**Exercise details:**
Give only the number of lines in the records that include the string "Reepsholt".
====== Excerpted records ======
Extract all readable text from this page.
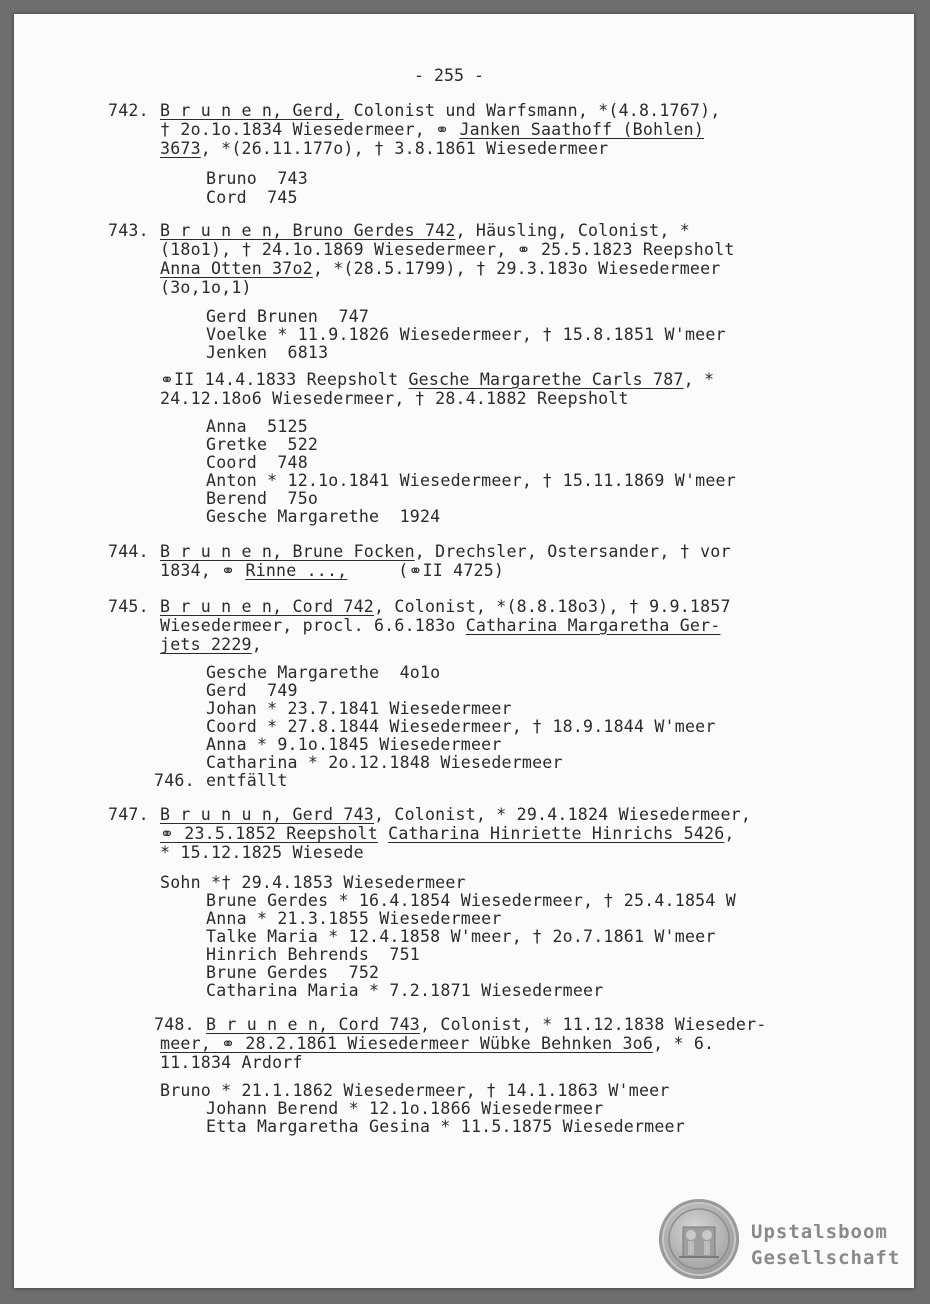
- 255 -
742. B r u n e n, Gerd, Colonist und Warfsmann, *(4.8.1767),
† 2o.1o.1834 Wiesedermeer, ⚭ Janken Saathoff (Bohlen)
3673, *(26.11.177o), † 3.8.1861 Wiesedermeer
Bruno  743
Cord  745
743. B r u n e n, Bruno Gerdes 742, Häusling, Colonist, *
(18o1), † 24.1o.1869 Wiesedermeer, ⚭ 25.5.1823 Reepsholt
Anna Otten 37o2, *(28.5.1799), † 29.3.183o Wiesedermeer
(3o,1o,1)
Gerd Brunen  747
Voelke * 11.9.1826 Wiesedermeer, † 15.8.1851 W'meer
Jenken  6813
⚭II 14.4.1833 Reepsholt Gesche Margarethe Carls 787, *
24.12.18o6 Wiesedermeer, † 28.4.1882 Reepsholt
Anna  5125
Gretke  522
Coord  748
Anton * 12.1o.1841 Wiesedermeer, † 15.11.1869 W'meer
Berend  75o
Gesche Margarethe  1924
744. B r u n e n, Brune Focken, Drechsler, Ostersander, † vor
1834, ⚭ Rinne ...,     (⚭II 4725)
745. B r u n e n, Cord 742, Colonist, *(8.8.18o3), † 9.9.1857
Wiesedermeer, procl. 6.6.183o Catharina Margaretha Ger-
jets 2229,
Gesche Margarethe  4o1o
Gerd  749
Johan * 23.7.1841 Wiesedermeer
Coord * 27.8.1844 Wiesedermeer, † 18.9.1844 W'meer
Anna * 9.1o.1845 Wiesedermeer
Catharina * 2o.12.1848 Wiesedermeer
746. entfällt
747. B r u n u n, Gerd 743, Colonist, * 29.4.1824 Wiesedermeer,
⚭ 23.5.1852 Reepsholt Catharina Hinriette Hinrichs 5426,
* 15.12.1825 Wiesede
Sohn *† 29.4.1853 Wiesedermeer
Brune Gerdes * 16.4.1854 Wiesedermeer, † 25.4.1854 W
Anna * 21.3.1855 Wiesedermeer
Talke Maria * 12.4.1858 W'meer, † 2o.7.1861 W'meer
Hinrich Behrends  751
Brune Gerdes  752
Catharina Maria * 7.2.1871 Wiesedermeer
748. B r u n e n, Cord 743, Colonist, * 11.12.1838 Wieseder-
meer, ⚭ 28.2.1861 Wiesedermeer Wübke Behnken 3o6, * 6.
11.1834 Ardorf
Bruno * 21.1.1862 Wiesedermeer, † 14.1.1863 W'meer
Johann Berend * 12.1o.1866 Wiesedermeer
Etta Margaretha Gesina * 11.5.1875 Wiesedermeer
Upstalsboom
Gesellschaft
======
====== Excerpted records ======
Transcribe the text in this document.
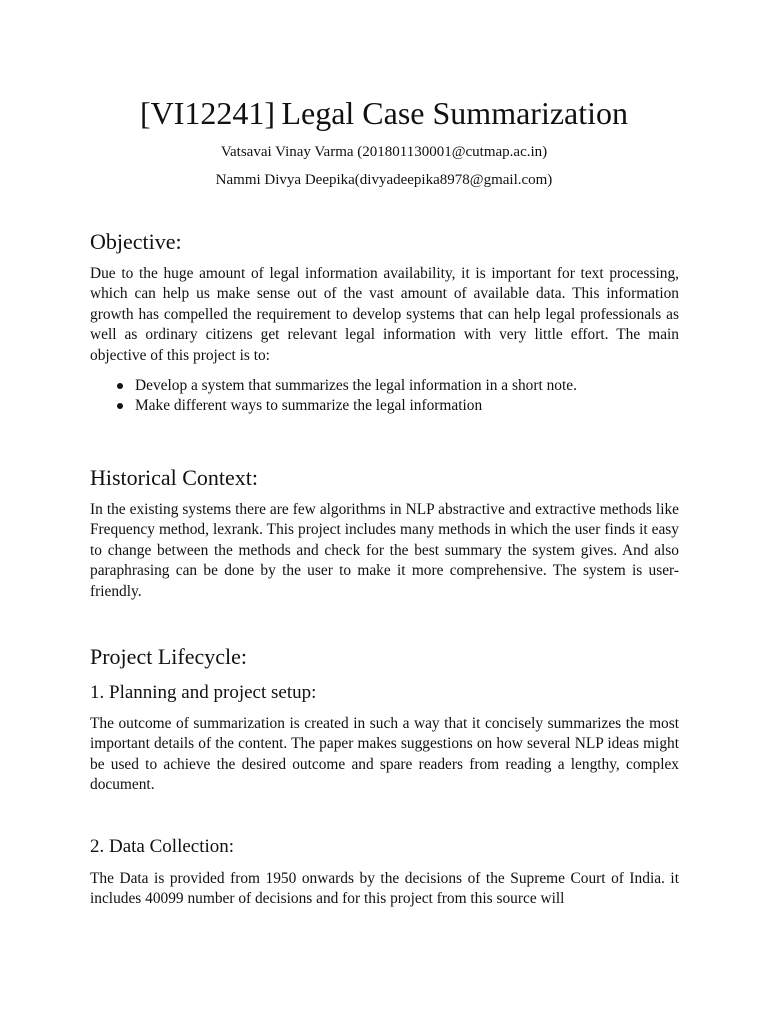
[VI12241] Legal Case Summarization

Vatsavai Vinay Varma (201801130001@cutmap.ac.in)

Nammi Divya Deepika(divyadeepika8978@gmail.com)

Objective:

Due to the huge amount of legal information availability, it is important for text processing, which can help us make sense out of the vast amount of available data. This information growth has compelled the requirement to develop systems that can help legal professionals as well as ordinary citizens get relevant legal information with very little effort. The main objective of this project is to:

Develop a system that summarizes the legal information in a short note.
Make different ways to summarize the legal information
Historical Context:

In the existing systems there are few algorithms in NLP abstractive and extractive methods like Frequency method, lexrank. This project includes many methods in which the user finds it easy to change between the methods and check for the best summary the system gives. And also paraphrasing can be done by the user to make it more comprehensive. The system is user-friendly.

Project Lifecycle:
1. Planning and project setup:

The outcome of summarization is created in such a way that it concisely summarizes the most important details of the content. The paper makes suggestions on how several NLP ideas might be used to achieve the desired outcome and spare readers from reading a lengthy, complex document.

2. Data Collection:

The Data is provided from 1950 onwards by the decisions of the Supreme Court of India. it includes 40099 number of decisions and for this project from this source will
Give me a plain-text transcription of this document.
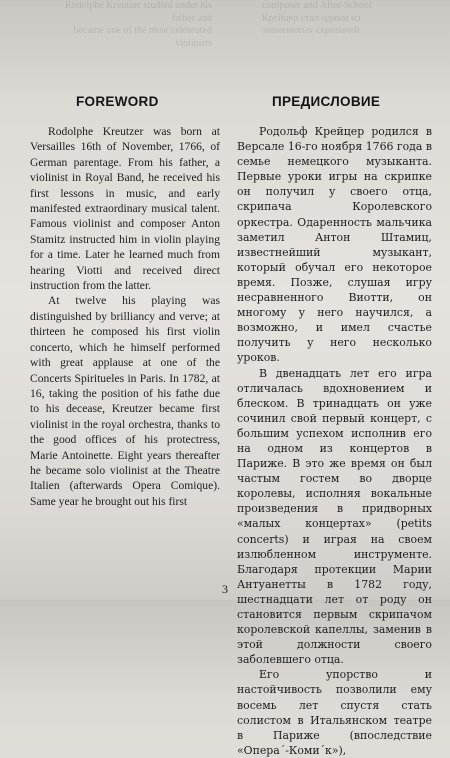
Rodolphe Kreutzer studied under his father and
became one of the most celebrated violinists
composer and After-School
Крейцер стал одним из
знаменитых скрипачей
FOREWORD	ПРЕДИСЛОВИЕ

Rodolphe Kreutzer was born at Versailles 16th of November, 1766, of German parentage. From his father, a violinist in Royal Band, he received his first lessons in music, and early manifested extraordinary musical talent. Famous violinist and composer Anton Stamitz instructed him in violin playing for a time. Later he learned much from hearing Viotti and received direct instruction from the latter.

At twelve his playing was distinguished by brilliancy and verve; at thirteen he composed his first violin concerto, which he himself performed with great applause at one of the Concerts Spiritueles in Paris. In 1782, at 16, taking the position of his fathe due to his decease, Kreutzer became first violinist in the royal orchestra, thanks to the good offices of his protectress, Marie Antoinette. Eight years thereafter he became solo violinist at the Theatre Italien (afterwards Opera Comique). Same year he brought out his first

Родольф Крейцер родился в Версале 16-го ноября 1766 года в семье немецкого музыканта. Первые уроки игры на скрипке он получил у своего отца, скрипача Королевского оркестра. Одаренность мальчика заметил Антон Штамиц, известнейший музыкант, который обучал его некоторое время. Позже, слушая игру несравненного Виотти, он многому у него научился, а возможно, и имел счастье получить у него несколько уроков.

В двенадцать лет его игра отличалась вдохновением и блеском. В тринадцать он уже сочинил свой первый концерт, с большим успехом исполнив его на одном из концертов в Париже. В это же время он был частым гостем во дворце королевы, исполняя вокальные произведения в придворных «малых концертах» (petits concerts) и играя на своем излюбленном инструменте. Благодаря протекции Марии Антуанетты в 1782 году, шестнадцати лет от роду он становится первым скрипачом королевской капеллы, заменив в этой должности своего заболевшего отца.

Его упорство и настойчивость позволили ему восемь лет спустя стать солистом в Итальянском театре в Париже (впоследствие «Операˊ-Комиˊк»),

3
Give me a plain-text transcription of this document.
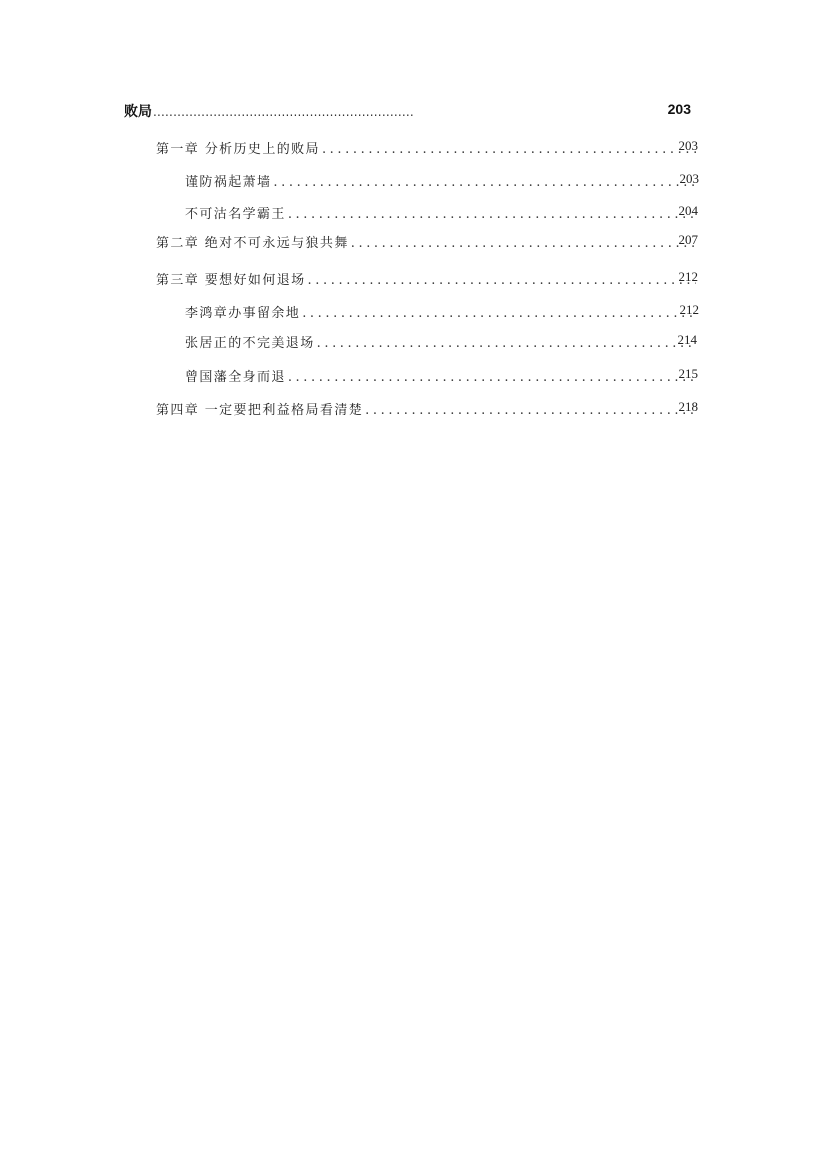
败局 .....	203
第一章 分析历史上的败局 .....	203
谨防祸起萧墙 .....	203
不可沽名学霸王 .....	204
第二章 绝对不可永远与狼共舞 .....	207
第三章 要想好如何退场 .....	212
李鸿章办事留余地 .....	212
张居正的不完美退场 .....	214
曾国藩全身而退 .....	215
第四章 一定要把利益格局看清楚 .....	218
======
**Solution:**
4